# WORK INSTRUCTIONS:
- a) In the article on GameStop stock, what was GameStop's gross margin on hardware last year?
- b) Continue the article on GameStop stock from where it stops.

# EXTRACT TO READ:
____

Shares of GameStop Corp. (NYSE:GME) have doubled since hitting a 52-week low near $15 last summer. However, GameStop stock dropped precipitously last week, from more than $39 on Monday to $32.35 by early Friday afternoon.
Which of these is the “real” GameStop Corp. (NYSE:GME)? Is this a long-undervalued stock finally getting its due, or a falling knife? I think the latter is more likely to be the case. The GameStop business model is being disrupted from multiple angles, such as: (1) the growth of mobile gaming, (2) new innovations that will enable “cloud”-based gaming, and (3) changes in the video game distribution landscape.
As a result, while management is confident that the company will return to earnings growth next year, I think the company could be entering a permanent decline. The launch of new game consoles from Sony Corporation (ADR) (NYSE:SNE) and Microsoft Corporation (NASDAQ:MSFT) could provide a brief boost, but no more. As a result, GameStop Corp. (NYSE:GME) stock — which still trades for more than 10 times earnings — could decline much further.
Mobile gaming arrives
Mobile games are obviously not as good as console video games or PC games. However, for many casual gamers, mobile games will be “good enough.” The widespread penetration of smartphones and tablets means that most people now have a mobile gaming device. Moreover, NVIDIA Corporation (NASDAQ:NVDA) is betting that the shift to mobile gaming will go beyond casual gamers. The company recently launched “Project Shield”: an Android-powered mobile gaming device that includes a console-quality controller.
While GameStop may make some money from hardware sales of the $349 Shield, software sales will all go through the Google Inc (NASDAQ:GOOG) Play online store. This is critical, because GameStop Corp. (NYSE:GME)’s gross margin on hardware last year was just 7.6%. The company really sells new gaming hardware in order to drive more profitable software sales. If the software revenue stream starts to dry up, GameStop stock is likely to hit further turbulence.

____

# RECORDED INFORMATION:
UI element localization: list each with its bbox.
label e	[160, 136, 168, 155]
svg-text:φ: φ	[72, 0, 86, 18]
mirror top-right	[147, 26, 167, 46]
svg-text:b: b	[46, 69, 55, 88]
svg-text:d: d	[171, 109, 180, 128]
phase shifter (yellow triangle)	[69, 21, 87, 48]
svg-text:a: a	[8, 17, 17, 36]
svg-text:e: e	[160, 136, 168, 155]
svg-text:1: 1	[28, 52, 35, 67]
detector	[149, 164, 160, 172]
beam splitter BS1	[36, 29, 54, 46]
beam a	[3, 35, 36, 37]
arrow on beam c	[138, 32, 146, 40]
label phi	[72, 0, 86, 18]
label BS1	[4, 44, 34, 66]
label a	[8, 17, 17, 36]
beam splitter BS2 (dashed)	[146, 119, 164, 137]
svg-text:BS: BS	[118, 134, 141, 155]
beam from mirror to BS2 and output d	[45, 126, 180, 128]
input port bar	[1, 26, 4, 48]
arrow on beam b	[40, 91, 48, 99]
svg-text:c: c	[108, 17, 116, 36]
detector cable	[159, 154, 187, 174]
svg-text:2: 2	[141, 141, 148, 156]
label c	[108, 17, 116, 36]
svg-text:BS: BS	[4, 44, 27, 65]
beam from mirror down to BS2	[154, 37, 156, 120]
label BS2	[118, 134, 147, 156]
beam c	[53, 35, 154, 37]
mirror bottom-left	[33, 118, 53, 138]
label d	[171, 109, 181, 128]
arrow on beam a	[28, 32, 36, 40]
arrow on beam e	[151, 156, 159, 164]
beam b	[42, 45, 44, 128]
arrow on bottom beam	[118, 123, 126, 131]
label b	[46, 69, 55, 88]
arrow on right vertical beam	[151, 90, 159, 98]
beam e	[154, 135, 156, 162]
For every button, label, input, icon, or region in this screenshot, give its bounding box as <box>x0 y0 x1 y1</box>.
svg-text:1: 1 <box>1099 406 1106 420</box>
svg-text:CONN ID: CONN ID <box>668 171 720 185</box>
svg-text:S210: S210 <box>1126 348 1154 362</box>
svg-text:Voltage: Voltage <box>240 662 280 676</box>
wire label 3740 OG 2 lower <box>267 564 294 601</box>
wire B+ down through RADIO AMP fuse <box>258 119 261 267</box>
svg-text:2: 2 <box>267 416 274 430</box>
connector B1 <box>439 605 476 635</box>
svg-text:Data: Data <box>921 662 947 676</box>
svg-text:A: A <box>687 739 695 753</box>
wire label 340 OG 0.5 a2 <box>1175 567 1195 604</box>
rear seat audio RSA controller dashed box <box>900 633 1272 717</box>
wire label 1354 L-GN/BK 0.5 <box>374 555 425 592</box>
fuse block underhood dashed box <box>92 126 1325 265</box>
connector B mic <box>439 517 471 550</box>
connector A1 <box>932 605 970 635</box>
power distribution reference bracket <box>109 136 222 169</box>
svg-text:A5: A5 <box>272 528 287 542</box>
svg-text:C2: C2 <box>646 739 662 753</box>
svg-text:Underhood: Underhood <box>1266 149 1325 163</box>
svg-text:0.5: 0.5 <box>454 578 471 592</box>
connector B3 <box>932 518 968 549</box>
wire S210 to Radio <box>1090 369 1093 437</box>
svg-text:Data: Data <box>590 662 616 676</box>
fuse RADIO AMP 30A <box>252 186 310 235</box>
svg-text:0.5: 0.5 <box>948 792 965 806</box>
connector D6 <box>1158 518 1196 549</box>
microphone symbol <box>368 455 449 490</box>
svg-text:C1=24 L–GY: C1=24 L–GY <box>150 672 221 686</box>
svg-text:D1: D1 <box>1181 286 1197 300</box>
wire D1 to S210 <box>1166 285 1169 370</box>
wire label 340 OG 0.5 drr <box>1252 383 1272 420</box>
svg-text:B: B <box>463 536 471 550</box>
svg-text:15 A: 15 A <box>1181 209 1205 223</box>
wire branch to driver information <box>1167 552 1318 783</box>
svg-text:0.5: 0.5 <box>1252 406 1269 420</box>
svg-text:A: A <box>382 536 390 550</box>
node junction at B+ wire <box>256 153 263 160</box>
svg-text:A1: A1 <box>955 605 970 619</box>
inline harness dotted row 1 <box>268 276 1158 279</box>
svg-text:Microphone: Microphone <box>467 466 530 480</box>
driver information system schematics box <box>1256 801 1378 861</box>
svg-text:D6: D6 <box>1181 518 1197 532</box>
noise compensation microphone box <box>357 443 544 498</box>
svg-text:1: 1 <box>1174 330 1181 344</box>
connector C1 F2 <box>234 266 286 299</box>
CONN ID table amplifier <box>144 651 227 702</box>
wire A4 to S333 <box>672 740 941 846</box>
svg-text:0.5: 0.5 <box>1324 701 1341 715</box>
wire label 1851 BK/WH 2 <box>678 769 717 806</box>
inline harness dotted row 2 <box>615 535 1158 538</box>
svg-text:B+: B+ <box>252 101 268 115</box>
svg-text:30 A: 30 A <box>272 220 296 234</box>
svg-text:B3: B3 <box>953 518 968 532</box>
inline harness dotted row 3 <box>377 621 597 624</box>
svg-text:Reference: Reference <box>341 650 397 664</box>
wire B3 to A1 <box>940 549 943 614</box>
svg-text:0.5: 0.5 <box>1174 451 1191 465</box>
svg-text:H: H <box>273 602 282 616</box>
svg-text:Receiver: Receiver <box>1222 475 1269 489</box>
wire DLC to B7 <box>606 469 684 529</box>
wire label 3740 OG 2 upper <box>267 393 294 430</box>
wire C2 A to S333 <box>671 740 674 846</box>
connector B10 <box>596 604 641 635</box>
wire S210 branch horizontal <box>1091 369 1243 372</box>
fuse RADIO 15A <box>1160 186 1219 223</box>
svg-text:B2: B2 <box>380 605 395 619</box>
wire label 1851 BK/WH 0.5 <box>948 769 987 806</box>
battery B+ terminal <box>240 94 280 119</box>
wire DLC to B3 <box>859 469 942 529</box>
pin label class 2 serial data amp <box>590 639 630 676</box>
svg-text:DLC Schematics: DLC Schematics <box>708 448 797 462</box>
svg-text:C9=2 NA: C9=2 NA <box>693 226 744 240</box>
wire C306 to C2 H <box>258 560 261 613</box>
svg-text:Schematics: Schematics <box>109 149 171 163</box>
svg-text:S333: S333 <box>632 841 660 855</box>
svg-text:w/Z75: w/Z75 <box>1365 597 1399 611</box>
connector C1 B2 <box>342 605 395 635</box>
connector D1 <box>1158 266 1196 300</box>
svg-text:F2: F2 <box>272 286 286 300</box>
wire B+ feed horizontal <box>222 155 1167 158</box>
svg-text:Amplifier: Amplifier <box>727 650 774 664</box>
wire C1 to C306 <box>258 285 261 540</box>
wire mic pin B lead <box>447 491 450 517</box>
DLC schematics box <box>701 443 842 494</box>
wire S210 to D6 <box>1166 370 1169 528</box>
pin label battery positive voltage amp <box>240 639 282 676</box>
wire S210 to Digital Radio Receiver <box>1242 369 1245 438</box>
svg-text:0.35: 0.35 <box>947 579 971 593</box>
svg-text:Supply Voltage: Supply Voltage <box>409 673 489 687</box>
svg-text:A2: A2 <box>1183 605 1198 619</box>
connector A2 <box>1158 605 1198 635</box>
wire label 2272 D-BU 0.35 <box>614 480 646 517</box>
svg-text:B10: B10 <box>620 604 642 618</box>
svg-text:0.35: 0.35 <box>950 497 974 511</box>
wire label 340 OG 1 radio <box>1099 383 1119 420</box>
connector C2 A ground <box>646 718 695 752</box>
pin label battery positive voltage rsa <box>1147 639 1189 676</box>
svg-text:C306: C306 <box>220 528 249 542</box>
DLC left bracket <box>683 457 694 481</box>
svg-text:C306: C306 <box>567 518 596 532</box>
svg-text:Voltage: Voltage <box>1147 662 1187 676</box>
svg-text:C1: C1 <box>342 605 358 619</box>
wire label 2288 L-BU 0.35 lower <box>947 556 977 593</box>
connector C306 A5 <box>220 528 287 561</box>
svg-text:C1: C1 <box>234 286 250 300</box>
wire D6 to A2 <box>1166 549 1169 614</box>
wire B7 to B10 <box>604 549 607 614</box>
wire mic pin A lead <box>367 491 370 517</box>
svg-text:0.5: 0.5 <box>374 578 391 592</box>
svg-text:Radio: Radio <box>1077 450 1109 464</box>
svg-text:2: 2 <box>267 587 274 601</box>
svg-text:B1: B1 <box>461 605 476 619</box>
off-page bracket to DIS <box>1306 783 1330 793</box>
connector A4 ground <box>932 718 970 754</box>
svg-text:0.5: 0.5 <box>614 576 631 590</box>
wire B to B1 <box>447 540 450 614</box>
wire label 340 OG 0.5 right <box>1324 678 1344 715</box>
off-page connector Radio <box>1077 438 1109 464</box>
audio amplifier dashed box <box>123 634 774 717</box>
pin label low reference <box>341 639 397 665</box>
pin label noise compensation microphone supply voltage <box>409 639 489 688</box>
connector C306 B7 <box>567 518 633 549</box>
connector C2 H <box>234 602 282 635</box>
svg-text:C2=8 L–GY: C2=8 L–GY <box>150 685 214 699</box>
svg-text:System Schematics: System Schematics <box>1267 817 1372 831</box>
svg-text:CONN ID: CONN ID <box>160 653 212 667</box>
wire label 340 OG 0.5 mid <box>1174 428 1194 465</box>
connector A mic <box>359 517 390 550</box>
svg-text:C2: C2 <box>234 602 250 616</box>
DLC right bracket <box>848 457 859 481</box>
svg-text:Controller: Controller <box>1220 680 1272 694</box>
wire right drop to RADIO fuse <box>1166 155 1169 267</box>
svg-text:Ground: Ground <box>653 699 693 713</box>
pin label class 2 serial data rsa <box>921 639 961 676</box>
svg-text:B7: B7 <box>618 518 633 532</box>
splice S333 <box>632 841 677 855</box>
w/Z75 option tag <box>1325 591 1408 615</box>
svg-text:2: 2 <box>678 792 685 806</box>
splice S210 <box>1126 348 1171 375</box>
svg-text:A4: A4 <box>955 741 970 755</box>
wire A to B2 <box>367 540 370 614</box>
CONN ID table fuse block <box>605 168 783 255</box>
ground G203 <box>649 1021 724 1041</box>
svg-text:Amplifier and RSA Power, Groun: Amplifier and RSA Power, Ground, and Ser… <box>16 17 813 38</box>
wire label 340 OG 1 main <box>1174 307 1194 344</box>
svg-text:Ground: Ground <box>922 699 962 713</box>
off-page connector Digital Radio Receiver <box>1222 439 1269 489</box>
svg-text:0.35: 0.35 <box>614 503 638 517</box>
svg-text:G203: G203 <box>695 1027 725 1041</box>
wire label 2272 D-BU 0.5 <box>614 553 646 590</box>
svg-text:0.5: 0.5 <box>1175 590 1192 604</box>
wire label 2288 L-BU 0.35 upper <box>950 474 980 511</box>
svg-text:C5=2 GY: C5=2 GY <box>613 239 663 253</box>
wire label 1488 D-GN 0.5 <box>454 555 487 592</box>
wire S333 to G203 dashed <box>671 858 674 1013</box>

____

# RESPONSE LIST:
- a) 7.6%

- b)
Moving to the cloud
Another risk for GameStop Corp. (NYSE:GME) stock is the potential for wholesale disruption of the game console market. NVIDIA Corporation (NASDAQ:NVDA) is a threat here, as well. The company is building GPUs for server environments, which could allow the streaming of video games. The graphics will be rendered by cloud-based GPUs and the video output sent to the user’s TV, tablet, or other screen, while controller input will be sent back to the server. NVIDIA Corporation (NASDAQ:NVDA) has stated that this new platform (called GRID) will have latency similar to a traditional console.
By centralizing the hardware, it will allow game creators to create software-as-a-service offerings. This new business model would eliminate the up-front hardware and software costs associated with today’s game consoles, which would be popular with many gamers. As a result, cloud-based gaming could significantly disrupt the console market over the next few years. GameStop Corp. (NYSE:GME) would be a clear loser from this development.